# Task to complete:
Which lines below hold the word "name"? Copy all of them.

# Supplied data:
---
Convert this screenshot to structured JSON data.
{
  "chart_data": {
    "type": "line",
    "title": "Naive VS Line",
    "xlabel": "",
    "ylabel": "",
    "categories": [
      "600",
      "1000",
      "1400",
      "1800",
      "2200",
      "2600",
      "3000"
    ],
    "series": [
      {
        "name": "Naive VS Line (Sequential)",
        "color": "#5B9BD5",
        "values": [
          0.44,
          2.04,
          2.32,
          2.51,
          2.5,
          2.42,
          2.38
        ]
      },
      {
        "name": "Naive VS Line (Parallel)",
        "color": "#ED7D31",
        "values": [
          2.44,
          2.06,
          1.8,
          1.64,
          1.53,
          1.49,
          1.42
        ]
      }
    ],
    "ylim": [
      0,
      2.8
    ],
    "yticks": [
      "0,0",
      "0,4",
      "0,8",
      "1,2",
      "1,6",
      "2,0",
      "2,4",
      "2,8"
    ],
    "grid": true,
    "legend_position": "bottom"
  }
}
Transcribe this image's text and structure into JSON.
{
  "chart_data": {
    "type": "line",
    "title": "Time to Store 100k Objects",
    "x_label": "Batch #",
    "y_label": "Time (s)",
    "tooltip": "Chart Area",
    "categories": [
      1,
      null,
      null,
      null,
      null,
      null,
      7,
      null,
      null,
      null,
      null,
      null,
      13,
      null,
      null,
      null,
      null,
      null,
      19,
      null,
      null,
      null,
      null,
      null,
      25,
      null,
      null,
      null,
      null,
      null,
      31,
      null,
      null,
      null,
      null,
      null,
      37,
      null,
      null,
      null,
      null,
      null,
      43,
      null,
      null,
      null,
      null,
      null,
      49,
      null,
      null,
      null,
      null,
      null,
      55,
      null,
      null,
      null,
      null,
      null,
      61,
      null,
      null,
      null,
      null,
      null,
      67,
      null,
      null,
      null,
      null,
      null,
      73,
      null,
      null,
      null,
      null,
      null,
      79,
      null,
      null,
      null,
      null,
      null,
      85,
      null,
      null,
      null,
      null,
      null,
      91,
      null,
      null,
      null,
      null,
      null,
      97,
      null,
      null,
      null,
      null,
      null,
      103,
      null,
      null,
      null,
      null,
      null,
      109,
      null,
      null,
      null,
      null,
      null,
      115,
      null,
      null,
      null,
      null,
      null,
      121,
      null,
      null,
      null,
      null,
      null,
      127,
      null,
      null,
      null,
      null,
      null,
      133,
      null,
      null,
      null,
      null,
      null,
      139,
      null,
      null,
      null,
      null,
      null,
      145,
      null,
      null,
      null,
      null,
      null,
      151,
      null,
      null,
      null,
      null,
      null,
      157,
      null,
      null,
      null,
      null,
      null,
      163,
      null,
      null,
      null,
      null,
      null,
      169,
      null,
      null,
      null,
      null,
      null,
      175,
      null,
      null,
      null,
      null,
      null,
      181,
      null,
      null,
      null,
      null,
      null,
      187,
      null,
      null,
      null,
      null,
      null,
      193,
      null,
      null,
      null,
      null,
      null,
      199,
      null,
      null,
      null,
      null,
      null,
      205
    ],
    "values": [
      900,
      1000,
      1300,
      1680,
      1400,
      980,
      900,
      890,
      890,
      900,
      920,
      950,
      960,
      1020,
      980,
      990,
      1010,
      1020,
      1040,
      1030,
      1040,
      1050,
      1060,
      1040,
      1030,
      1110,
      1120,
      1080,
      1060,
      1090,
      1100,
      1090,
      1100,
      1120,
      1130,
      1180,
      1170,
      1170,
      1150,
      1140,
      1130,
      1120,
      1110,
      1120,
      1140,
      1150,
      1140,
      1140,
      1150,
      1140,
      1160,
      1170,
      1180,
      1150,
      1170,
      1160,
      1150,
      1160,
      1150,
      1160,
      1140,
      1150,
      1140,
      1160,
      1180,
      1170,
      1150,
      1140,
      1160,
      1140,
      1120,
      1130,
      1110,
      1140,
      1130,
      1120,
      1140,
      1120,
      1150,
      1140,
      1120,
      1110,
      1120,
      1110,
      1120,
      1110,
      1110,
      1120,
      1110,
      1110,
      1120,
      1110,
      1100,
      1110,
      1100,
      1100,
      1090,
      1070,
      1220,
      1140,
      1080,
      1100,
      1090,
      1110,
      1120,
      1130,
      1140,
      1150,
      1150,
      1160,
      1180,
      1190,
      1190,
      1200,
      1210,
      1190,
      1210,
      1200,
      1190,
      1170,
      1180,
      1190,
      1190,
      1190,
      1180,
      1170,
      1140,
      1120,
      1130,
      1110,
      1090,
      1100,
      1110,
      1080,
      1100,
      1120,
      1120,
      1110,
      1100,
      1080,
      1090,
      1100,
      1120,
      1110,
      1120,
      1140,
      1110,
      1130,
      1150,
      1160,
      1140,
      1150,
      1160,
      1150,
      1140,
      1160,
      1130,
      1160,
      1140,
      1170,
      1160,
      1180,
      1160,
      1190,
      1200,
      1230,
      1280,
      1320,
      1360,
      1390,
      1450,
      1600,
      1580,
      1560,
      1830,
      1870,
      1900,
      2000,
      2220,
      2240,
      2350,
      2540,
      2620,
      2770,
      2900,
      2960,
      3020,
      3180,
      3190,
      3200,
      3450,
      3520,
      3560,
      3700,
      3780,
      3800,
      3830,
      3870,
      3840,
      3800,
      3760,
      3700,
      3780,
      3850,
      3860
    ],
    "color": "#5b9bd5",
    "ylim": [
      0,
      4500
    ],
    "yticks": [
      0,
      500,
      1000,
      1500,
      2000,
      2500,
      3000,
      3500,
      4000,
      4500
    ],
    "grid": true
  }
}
---
# Written answer:
        "name": "Naive VS Line (Sequential)",
        "name": "Naive VS Line (Parallel)",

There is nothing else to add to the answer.